* _Task to complete_
Gather up the lines that contain "name".

— begin Entries provided —

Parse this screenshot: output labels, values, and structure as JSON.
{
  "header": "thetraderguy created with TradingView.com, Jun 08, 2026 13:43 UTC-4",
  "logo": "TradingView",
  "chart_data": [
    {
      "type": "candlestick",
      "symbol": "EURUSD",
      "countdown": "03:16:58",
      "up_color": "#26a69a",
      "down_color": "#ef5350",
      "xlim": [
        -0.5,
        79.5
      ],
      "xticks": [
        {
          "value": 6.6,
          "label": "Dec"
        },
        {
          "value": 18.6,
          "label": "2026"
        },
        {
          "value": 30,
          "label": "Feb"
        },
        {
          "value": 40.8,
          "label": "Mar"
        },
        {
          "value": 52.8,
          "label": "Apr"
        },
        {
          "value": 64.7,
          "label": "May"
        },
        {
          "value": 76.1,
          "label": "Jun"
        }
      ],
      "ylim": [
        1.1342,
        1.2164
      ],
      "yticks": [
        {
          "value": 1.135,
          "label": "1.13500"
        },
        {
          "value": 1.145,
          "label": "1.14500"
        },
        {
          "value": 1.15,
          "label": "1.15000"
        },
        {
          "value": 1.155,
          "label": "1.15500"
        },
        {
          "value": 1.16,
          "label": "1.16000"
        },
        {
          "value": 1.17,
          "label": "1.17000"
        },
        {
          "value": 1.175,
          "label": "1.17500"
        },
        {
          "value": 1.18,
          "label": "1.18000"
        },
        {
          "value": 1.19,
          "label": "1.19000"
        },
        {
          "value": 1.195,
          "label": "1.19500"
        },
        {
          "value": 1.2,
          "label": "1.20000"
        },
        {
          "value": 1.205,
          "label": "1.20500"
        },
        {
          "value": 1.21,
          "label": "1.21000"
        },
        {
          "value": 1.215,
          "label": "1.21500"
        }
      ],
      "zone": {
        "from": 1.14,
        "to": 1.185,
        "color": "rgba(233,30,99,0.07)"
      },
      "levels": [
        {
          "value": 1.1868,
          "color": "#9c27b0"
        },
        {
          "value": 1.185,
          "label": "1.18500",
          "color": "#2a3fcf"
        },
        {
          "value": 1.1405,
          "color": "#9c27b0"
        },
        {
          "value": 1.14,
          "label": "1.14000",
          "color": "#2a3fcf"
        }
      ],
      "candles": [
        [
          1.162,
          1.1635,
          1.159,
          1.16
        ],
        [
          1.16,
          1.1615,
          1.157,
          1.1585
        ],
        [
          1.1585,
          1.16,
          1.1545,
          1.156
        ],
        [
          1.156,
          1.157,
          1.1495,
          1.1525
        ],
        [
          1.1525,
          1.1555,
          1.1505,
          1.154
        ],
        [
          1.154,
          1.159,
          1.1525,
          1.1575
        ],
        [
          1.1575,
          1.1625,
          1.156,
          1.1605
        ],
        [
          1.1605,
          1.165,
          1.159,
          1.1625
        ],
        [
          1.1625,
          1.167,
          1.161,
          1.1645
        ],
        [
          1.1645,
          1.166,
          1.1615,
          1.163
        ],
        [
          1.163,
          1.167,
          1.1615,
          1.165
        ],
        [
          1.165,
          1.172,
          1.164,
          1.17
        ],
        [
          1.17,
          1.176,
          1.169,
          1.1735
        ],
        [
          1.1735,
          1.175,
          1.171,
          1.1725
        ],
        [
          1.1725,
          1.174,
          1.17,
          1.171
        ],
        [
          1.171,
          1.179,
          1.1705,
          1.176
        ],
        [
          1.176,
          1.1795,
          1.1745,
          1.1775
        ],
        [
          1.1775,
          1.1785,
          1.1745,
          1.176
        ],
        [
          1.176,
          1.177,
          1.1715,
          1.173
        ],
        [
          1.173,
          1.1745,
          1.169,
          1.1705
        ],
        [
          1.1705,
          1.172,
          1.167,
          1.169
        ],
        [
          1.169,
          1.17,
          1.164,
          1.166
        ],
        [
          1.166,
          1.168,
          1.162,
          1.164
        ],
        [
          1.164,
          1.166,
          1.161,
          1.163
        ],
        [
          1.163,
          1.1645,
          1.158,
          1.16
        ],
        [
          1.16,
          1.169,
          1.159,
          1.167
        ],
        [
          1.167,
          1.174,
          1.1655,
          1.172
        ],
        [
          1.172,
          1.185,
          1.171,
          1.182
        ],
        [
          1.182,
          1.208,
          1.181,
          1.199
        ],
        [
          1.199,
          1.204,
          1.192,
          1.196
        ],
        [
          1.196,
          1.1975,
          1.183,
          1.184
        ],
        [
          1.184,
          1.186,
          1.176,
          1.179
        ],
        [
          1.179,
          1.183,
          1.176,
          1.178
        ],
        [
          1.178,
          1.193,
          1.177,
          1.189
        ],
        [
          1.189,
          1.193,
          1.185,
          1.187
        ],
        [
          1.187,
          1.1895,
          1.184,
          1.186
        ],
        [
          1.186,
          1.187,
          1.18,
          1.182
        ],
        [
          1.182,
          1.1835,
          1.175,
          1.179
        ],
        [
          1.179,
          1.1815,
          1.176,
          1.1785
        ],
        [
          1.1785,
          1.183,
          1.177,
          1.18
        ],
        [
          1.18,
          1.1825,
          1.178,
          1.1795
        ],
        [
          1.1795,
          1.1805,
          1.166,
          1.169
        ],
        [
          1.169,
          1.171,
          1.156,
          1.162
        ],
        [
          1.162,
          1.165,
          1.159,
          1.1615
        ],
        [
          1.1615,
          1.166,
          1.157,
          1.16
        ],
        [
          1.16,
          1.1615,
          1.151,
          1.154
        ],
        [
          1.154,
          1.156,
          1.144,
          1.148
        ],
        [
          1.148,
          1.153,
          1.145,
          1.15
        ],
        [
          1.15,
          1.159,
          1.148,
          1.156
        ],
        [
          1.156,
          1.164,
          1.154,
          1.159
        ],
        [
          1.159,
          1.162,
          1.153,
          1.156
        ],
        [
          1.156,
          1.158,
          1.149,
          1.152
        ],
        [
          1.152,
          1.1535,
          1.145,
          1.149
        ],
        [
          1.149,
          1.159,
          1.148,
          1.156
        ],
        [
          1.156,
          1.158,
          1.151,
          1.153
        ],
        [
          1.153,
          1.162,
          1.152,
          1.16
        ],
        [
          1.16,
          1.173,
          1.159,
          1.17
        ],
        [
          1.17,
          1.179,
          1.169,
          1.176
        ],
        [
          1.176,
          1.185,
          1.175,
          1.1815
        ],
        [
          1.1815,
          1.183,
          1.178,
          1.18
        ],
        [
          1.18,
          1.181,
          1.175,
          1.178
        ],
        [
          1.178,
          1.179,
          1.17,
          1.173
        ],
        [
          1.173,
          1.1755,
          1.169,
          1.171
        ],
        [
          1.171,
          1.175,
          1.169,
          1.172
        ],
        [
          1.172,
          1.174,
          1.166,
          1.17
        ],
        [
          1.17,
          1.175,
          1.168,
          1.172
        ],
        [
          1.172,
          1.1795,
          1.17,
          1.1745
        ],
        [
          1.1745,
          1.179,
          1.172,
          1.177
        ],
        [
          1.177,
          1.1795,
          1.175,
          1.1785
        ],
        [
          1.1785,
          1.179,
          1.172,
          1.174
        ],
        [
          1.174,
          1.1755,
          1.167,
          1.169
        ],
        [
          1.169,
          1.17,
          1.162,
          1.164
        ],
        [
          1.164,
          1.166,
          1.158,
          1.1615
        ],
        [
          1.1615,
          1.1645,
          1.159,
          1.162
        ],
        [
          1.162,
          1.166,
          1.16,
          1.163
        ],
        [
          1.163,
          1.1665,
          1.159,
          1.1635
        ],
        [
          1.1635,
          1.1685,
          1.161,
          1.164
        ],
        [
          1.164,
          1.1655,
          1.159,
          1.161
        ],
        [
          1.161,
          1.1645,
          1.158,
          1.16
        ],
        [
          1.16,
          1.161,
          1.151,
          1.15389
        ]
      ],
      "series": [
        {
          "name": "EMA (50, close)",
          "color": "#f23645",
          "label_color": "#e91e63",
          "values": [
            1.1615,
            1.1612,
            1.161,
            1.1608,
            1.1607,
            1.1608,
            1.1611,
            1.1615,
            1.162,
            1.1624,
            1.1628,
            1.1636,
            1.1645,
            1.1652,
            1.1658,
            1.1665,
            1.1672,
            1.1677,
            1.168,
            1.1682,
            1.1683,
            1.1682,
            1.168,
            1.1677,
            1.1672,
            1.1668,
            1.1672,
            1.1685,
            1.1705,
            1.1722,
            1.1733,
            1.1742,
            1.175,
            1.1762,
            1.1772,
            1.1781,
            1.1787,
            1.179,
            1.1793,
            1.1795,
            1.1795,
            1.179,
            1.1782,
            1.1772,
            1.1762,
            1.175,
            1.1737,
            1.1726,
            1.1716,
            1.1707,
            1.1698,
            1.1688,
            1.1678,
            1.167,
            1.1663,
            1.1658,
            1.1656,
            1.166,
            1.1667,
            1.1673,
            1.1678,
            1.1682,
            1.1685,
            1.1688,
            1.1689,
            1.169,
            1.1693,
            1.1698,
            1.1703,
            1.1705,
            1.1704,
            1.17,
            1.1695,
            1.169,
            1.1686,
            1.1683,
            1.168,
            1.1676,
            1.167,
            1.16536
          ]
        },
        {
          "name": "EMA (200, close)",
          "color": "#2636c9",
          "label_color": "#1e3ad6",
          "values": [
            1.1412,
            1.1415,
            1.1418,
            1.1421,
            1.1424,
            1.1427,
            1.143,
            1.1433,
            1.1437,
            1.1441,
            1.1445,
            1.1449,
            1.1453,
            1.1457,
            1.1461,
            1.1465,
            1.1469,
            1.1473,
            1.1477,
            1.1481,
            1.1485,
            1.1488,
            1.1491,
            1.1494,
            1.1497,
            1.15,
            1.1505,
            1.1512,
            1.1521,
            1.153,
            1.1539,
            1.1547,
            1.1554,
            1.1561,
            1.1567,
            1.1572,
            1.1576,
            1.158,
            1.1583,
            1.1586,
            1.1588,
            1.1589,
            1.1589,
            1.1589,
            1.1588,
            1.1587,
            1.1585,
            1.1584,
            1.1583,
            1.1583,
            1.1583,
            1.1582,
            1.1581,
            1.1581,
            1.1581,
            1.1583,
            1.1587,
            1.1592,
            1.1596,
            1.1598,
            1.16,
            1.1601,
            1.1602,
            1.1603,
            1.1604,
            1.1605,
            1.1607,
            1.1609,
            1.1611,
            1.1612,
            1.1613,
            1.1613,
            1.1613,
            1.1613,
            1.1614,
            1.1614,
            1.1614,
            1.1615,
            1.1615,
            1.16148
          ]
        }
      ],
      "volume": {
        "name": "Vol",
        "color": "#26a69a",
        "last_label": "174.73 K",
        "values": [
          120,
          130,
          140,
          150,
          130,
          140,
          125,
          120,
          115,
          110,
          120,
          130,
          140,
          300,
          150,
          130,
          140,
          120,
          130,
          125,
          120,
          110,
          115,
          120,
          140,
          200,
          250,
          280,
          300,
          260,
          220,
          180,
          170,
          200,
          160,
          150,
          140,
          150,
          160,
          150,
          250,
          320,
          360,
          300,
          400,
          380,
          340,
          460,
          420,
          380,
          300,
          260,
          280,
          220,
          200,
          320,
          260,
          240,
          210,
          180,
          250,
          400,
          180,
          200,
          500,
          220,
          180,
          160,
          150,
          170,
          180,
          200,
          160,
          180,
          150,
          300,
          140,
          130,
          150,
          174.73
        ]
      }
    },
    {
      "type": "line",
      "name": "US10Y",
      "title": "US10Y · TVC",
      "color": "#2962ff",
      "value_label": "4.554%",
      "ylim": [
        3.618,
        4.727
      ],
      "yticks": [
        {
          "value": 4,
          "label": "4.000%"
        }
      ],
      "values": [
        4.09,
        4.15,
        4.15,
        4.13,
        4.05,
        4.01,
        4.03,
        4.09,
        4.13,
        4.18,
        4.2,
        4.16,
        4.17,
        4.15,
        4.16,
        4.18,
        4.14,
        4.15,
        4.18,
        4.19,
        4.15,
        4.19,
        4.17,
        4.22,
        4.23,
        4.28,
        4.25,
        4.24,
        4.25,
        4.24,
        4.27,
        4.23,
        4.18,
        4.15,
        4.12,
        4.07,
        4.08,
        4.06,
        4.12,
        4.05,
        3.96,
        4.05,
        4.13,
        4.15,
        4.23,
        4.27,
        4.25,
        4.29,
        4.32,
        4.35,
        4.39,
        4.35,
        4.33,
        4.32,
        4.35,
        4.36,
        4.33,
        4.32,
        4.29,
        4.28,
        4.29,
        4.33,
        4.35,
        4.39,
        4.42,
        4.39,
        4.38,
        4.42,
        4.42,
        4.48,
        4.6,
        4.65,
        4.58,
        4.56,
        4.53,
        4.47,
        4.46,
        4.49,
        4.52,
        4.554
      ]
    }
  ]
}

— end Entries provided —

* _Response to this exercise_
          "name": "EMA (50, close)",
          "name": "EMA (200, close)",
        "name": "Vol",
      "name": "US10Y",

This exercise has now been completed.